§ **Extract**:
=====

Amelia Carver sold her first bottle of wine from her harborside shop on Orcas Island, Washington, while covered in construction dust, power tool in hand.

“People thought we were contractors who knew about wine,” says her fiancé, Brian Crum.

The pair opened their shop, The Bodega at Champagne Champagne, during the summer of 2017 to bring in money as they remodeled an adjacent space into the wine bar Champagne Champagne, which debuted in February 2018.

The shop’s name refers to both the original meaning of bodega, the Spanish word for wine cellar, and its colloquial definition as a corner store. “[It’s a] dive-bar format with a killer selection,” says Carver.

The shop, perched in the window of an old ice cream store, sits a few steps from the island’s only ferry dock. Fifteen minutes up the hill is Eastsound, the population hub for the island of about 5,000 people. That number increases vastly on summer weekends when visitors sweep over Orcas, the largest of the San Juan Islands. It’s a popular destination for city dwellers from Seattle, a trip that encompasses an 80-mile drive north and a one-hour ferry ride.

=====

§ **Extracted material**:
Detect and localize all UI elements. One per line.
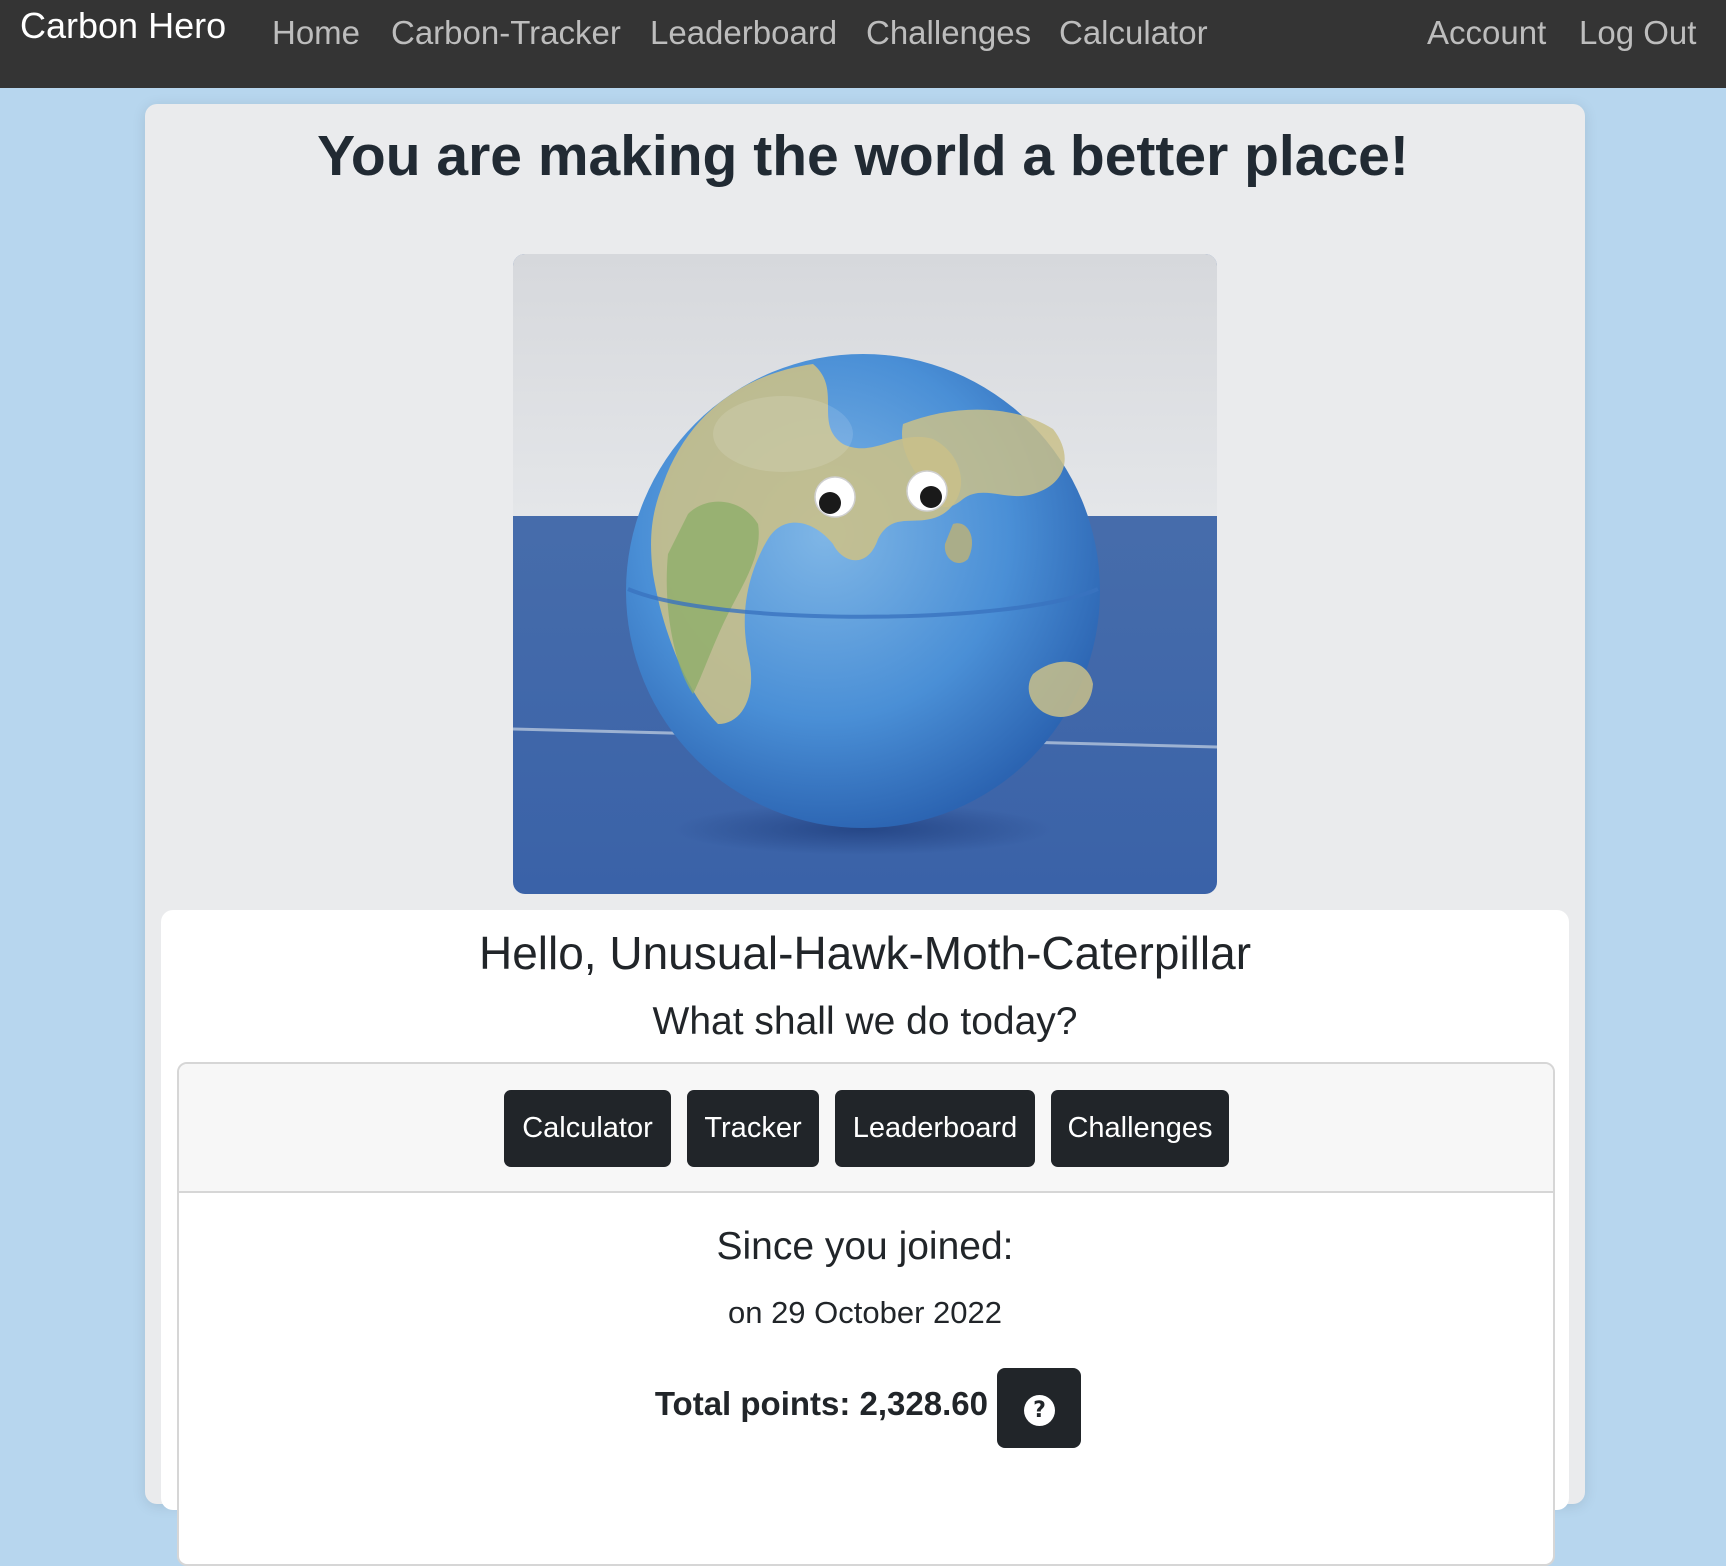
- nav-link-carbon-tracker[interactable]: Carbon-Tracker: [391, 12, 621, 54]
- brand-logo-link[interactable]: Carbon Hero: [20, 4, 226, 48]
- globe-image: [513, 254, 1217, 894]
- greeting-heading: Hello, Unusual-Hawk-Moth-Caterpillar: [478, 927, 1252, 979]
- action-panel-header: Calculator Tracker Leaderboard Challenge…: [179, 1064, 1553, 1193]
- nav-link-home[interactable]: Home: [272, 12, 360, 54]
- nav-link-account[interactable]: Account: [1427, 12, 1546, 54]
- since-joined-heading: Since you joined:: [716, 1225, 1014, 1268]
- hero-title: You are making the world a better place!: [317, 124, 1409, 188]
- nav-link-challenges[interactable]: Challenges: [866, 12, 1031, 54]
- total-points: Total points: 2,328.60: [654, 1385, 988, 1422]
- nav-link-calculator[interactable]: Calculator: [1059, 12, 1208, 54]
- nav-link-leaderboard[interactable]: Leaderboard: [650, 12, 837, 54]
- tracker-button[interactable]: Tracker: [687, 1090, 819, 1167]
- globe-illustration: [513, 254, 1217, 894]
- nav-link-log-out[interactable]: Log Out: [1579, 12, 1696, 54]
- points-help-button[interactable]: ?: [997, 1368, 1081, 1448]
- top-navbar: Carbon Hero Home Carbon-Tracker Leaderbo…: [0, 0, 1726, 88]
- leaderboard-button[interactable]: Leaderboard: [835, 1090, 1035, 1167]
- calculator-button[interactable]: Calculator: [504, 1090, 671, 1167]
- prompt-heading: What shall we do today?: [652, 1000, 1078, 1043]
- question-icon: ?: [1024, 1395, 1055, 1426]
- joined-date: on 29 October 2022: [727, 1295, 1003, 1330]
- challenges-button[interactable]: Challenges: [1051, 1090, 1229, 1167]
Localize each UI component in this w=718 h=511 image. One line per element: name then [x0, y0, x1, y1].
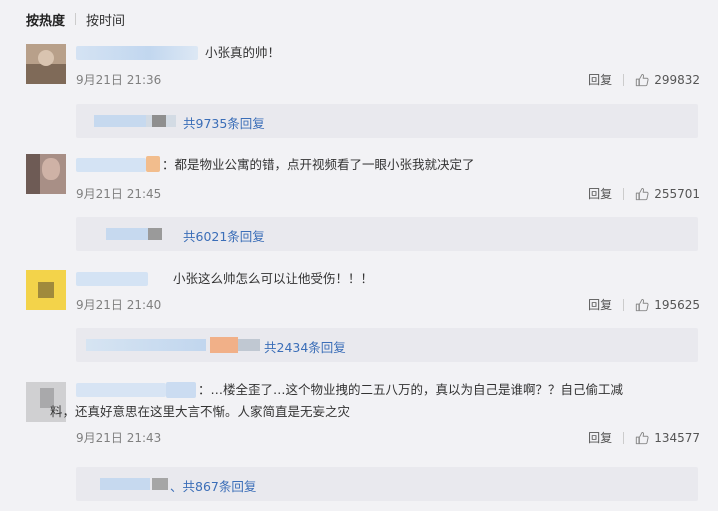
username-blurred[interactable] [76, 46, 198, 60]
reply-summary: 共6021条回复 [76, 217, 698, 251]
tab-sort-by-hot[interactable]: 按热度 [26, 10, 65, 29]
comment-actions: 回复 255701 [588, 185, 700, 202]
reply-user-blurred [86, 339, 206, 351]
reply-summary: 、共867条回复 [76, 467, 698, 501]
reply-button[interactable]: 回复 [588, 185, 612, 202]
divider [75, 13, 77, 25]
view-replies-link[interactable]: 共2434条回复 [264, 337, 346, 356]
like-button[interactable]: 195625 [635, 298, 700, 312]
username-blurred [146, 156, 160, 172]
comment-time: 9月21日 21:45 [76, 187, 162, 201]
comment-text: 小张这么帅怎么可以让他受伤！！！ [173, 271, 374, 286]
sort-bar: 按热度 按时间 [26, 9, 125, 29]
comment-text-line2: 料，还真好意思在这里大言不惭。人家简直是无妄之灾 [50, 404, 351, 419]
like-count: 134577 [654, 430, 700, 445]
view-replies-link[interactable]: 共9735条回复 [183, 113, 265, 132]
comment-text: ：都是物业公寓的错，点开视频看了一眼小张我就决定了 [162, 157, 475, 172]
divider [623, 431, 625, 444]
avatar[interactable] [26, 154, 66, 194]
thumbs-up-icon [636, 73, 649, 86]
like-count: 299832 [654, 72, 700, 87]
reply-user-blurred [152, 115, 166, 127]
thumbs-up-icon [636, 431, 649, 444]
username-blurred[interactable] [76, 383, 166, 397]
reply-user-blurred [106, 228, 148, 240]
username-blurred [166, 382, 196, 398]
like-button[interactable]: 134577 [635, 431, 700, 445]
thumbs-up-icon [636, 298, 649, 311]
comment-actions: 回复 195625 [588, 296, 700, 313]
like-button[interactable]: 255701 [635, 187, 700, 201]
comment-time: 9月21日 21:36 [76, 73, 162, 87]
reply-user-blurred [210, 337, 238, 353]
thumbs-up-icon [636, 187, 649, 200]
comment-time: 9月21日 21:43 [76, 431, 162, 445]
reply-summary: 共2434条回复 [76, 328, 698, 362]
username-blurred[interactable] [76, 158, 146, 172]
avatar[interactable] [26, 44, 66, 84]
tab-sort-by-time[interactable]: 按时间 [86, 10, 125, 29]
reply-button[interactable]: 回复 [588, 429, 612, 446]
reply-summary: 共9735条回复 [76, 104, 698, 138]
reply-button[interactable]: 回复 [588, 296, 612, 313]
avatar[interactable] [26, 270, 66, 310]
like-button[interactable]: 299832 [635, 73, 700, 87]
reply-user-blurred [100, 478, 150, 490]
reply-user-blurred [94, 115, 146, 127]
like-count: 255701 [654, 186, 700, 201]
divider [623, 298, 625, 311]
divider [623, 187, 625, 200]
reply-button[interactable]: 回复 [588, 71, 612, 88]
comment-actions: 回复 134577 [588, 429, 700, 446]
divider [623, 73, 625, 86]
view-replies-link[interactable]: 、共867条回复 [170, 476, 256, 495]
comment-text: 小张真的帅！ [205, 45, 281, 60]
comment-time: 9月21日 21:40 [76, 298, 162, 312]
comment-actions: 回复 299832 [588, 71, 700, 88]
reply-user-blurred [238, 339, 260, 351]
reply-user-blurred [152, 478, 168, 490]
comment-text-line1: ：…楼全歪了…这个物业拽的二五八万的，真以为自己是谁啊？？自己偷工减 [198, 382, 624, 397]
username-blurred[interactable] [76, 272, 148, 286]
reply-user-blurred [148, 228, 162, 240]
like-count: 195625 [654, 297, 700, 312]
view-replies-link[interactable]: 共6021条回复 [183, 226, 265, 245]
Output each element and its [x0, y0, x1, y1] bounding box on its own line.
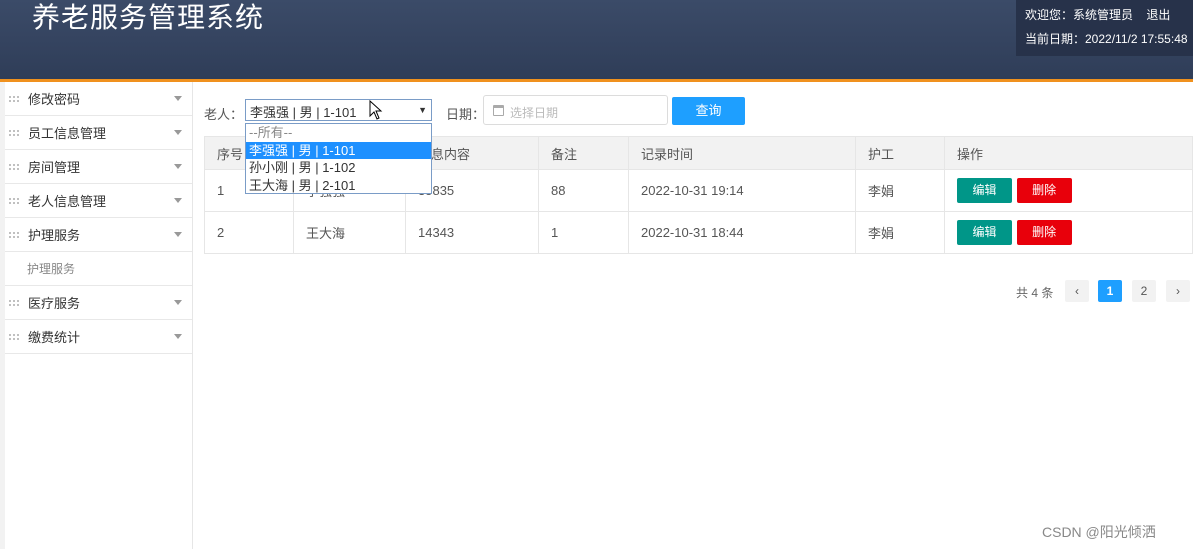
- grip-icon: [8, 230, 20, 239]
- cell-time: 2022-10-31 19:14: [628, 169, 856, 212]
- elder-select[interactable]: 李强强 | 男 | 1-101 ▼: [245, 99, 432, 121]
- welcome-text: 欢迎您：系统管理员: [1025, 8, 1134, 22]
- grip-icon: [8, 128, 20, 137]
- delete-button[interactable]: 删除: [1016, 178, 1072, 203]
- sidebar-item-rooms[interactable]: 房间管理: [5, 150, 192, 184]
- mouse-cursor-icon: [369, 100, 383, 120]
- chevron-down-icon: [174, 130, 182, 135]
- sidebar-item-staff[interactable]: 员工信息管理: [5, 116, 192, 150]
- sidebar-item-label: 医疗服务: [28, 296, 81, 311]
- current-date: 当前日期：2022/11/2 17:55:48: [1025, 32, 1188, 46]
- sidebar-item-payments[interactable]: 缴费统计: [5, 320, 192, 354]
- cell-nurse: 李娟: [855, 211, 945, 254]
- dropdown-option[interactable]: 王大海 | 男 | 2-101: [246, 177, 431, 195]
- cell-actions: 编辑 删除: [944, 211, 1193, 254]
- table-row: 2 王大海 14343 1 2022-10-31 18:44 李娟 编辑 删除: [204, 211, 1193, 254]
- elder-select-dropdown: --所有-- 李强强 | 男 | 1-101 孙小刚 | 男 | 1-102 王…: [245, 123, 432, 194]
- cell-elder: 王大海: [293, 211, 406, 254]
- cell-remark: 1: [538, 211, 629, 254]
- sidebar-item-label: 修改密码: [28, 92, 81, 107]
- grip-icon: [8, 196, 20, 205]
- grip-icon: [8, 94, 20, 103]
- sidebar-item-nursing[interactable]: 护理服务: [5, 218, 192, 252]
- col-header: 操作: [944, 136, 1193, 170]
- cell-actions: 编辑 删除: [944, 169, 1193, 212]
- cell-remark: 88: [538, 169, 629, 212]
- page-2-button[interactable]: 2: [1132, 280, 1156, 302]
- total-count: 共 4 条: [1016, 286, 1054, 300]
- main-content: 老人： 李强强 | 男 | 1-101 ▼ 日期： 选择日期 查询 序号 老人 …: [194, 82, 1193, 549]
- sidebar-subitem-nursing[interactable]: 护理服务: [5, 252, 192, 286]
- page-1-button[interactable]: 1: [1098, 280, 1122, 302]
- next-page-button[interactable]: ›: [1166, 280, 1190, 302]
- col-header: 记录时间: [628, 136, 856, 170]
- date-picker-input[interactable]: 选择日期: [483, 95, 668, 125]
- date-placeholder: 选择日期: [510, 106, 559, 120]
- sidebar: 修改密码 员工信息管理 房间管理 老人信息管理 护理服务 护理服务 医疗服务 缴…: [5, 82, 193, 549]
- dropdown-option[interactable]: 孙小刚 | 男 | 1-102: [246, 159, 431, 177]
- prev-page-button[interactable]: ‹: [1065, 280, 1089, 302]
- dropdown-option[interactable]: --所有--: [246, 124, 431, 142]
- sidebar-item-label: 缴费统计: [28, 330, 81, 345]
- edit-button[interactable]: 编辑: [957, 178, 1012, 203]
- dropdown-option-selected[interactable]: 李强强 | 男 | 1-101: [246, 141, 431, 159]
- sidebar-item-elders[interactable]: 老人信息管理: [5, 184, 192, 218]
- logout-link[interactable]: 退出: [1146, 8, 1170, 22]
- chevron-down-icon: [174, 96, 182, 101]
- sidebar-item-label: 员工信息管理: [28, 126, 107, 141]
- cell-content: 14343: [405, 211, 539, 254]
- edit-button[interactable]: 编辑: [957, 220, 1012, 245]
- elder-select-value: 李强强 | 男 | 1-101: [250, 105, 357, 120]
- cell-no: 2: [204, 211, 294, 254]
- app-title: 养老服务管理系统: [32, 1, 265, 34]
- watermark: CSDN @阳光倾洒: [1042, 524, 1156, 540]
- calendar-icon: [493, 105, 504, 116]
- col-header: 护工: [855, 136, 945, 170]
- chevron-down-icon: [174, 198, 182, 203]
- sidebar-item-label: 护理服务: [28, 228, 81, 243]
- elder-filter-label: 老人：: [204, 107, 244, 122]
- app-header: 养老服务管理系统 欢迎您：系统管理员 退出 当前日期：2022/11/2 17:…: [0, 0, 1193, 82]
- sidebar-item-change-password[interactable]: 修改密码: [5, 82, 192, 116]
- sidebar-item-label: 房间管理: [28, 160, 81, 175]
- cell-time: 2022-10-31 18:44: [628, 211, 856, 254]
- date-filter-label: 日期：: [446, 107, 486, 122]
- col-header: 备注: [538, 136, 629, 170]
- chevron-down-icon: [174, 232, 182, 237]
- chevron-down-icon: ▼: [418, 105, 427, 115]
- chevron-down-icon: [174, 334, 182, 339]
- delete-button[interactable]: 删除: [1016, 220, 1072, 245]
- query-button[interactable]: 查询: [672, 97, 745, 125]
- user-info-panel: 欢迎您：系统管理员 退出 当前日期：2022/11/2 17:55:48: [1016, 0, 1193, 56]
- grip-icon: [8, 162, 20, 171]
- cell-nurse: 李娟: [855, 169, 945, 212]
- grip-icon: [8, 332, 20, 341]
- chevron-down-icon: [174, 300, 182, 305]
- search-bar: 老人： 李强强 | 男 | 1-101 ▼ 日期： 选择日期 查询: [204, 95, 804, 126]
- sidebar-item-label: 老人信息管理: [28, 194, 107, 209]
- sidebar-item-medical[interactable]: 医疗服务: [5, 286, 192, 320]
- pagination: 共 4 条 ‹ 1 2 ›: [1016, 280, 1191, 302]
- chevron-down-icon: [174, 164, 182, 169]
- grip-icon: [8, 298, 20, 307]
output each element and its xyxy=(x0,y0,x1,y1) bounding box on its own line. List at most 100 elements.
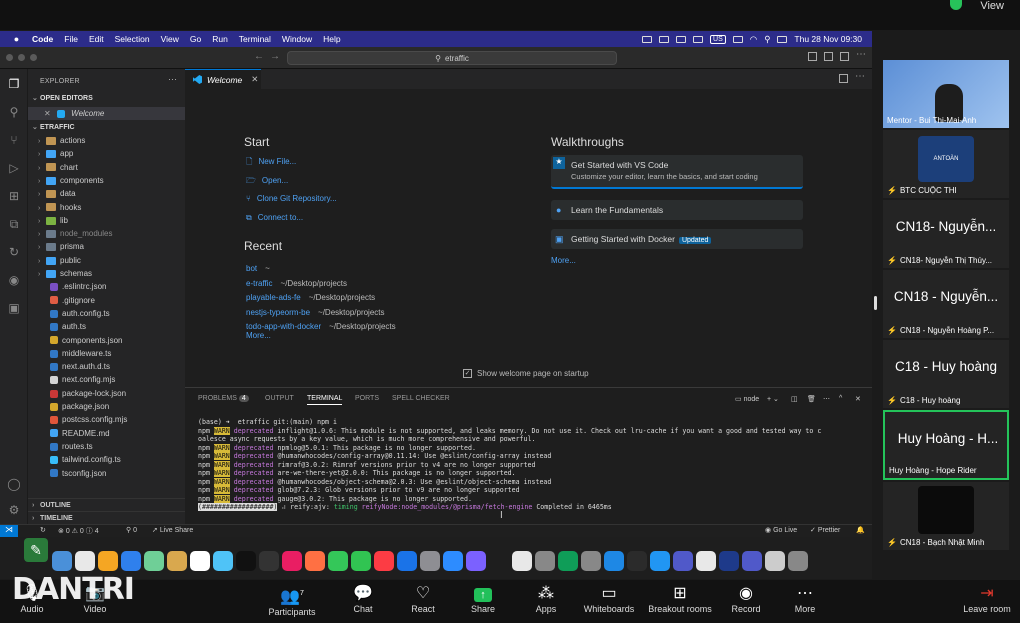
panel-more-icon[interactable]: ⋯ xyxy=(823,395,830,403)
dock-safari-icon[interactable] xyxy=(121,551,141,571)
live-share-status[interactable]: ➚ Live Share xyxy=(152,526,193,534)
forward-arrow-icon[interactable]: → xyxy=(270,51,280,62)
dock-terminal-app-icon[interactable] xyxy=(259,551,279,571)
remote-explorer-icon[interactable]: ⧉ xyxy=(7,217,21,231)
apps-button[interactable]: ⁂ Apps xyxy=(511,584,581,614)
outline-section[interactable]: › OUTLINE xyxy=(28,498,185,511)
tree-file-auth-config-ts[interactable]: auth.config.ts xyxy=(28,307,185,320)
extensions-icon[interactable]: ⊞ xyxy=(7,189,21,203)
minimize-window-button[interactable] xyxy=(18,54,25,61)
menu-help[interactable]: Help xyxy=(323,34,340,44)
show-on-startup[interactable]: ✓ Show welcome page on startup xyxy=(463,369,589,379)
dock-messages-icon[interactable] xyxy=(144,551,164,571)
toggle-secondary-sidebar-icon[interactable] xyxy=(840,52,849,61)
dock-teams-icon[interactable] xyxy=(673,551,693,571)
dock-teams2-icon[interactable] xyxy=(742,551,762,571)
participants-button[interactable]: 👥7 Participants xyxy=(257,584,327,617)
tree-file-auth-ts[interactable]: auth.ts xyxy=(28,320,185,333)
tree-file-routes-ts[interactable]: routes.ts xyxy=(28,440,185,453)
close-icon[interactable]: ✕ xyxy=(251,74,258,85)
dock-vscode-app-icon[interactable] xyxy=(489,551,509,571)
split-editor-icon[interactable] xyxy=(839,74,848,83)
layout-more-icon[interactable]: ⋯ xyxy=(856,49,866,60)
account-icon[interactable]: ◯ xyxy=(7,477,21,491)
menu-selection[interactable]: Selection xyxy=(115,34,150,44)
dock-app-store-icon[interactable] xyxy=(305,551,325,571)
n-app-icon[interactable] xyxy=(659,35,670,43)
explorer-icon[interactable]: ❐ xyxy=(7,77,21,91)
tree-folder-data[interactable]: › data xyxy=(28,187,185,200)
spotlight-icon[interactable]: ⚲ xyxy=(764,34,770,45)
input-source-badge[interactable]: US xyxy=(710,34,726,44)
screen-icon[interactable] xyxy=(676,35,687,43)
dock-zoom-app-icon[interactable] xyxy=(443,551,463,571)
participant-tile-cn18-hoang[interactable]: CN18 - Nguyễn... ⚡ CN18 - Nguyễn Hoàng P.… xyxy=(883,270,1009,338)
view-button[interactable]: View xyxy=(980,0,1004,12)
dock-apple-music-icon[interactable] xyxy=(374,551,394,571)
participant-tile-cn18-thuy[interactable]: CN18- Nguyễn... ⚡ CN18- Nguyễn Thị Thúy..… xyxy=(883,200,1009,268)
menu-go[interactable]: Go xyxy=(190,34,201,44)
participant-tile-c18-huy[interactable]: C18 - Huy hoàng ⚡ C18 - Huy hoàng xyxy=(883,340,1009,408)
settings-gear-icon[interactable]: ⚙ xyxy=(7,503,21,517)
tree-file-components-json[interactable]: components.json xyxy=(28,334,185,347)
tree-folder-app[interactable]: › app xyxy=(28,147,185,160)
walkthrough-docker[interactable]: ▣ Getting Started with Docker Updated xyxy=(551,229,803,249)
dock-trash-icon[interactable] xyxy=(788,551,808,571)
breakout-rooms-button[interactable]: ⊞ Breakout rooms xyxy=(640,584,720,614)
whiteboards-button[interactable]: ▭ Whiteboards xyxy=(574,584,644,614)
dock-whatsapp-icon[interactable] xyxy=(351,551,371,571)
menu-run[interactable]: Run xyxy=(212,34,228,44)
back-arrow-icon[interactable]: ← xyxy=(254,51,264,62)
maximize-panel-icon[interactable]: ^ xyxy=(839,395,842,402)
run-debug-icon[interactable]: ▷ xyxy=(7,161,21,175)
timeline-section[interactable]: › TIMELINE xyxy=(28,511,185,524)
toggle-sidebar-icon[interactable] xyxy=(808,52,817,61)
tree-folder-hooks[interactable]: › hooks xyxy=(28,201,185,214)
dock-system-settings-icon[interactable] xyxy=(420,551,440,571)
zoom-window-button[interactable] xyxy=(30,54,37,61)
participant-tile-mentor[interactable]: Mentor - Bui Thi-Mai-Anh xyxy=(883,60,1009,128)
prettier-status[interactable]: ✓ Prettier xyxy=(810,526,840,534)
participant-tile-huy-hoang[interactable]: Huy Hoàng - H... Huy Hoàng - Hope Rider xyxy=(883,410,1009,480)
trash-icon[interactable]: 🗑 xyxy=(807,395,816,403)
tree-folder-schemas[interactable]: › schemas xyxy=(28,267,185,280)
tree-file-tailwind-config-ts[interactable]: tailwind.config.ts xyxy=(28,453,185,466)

=====

§ **Written exercise**: Can you reproduce, word for word, the passage of the Orcas Island wine shop piece that opens with the words containing "Amelia Carver sold" and closes with "tool in hand."?

§ **Written solution**:
Amelia Carver sold her first bottle of wine from her harborside shop on Orcas Island, Washington, while covered in construction dust, power tool in hand.